Look through the records below and collect all lines that hold the string "Party".

[START OF Supplied entries]

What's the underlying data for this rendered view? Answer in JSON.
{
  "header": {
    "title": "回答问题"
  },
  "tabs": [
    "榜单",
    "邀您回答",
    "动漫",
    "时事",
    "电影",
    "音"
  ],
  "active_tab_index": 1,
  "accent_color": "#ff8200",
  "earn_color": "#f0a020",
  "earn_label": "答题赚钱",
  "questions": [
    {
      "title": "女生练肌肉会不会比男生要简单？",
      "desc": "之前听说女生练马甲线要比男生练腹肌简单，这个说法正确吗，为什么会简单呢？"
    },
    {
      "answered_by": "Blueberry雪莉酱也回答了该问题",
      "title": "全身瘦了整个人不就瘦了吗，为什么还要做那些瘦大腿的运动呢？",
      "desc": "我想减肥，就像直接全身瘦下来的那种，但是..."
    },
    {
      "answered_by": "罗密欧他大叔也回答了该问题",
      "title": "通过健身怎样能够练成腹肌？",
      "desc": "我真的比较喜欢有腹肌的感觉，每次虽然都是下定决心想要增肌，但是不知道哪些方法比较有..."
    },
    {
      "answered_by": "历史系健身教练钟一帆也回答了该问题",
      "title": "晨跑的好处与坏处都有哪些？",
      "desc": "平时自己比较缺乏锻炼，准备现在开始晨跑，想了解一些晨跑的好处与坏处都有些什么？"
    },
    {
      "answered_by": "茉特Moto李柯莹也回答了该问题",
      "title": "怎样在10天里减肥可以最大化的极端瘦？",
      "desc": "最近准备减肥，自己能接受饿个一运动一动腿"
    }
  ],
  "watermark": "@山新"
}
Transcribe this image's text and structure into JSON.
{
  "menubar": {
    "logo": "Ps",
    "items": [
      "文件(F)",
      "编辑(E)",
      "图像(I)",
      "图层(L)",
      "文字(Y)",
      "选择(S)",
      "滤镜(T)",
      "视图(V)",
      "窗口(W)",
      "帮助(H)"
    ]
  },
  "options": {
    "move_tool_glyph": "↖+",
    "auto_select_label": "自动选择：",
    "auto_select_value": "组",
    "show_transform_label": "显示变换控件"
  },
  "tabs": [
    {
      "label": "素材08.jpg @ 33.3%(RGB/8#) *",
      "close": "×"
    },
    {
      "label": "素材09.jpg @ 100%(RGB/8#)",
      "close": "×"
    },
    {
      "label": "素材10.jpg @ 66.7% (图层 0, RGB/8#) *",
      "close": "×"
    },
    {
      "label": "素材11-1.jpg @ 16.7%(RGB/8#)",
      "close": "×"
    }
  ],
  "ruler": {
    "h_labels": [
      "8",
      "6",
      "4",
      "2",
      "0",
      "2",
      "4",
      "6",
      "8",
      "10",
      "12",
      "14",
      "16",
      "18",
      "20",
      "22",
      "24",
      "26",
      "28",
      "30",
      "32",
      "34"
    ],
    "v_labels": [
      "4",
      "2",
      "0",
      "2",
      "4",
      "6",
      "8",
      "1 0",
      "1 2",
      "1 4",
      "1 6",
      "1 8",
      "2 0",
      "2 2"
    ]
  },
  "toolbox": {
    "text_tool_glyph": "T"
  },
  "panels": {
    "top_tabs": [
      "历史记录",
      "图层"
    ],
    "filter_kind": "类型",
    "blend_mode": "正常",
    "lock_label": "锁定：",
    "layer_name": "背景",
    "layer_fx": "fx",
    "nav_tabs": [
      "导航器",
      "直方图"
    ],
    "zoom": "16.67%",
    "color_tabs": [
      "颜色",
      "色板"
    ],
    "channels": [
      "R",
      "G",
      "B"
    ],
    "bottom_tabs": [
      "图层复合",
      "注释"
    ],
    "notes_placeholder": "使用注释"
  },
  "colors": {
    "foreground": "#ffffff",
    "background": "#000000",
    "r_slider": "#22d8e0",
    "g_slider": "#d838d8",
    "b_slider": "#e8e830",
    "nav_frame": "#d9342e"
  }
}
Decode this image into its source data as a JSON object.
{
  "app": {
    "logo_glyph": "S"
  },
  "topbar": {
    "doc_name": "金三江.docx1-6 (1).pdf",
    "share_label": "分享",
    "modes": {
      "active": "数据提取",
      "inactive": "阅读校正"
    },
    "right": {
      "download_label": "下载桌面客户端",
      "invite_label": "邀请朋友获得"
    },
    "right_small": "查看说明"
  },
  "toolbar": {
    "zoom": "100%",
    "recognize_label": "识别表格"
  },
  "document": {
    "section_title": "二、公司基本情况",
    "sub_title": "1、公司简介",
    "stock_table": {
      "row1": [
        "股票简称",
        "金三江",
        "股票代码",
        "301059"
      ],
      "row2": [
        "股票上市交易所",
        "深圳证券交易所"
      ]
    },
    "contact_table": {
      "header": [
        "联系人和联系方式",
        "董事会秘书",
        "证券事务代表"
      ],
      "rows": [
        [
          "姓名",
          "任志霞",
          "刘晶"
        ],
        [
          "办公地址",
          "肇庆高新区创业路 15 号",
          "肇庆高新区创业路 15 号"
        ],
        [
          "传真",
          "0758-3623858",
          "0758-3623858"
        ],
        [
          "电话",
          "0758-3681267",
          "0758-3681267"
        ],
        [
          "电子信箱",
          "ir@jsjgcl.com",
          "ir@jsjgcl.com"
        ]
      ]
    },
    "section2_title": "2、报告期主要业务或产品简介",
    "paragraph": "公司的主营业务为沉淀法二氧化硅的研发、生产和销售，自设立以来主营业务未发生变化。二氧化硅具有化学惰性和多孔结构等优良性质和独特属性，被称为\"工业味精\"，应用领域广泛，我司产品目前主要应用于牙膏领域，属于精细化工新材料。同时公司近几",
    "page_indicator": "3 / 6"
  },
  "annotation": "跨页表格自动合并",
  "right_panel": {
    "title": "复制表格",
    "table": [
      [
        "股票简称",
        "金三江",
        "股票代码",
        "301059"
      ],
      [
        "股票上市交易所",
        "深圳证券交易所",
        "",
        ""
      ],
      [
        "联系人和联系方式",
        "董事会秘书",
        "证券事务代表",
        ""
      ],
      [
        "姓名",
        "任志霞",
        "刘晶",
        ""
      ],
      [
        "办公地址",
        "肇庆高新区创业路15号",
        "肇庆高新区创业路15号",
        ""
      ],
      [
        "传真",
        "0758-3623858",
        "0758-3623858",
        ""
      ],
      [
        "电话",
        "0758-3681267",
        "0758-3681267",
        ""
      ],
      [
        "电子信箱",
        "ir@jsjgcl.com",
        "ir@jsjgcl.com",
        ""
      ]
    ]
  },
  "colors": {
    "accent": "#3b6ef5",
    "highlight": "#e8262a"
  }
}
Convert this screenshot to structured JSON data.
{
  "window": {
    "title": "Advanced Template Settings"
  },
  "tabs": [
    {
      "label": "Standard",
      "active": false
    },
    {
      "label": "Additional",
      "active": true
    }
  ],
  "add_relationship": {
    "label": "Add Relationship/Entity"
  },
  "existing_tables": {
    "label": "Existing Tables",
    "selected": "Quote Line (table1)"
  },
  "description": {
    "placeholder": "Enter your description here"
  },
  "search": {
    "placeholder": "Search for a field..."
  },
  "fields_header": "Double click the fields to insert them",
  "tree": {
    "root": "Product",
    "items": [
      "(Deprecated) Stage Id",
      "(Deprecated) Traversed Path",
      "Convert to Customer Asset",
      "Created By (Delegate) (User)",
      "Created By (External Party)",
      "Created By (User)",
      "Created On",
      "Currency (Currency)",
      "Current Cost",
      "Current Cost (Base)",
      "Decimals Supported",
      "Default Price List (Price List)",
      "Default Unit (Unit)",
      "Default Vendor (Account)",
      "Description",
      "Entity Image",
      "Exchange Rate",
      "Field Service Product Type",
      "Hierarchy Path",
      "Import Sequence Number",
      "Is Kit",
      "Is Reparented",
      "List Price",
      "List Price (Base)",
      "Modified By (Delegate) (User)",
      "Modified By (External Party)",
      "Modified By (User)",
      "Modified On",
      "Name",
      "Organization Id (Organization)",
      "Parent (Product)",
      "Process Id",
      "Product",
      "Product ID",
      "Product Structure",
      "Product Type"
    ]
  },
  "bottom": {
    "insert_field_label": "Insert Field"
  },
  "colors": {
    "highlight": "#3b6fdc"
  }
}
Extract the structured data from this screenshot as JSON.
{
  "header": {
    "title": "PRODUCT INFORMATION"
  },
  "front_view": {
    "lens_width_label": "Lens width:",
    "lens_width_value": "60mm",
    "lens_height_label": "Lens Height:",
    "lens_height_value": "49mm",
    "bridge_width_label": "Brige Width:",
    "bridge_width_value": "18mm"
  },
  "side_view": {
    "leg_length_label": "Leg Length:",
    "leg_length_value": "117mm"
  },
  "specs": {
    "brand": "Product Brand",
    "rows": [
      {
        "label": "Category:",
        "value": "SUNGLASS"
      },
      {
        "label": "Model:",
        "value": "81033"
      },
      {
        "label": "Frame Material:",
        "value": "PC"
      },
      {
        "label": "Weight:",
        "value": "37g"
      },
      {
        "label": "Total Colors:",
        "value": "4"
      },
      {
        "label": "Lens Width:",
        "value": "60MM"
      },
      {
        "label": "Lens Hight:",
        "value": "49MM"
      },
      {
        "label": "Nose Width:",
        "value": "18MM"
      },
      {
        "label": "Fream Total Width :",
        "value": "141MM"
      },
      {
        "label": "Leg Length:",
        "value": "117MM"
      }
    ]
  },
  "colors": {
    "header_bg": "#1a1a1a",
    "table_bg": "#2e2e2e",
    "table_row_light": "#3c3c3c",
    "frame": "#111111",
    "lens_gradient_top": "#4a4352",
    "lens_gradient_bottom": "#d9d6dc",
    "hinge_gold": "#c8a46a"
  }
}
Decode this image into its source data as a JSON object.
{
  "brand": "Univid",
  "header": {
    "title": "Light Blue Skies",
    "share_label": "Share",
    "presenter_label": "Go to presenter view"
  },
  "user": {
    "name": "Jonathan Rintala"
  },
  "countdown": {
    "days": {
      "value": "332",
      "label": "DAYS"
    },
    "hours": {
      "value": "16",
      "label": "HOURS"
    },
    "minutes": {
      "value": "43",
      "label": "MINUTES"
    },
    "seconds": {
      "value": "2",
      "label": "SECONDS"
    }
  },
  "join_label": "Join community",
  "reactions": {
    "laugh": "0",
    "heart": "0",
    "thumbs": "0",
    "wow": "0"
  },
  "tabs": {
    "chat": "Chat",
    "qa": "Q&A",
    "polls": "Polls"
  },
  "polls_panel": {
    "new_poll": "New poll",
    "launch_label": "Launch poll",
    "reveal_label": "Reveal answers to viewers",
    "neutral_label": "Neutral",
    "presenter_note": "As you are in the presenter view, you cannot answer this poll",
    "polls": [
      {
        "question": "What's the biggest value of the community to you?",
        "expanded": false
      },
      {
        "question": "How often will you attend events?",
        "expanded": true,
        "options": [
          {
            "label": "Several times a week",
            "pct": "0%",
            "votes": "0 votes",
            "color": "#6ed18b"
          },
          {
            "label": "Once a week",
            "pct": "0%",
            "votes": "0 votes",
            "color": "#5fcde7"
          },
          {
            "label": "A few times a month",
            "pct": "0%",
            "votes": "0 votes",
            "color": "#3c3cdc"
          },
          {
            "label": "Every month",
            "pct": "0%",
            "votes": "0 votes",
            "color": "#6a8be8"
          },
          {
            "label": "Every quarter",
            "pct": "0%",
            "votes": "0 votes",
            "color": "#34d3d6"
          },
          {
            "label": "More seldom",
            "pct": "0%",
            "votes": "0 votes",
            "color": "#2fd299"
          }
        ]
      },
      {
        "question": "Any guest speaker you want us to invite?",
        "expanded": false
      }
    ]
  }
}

[END OF Supplied entries]

• [Written solution]
      "Created By (External Party)",
      "Modified By (External Party)",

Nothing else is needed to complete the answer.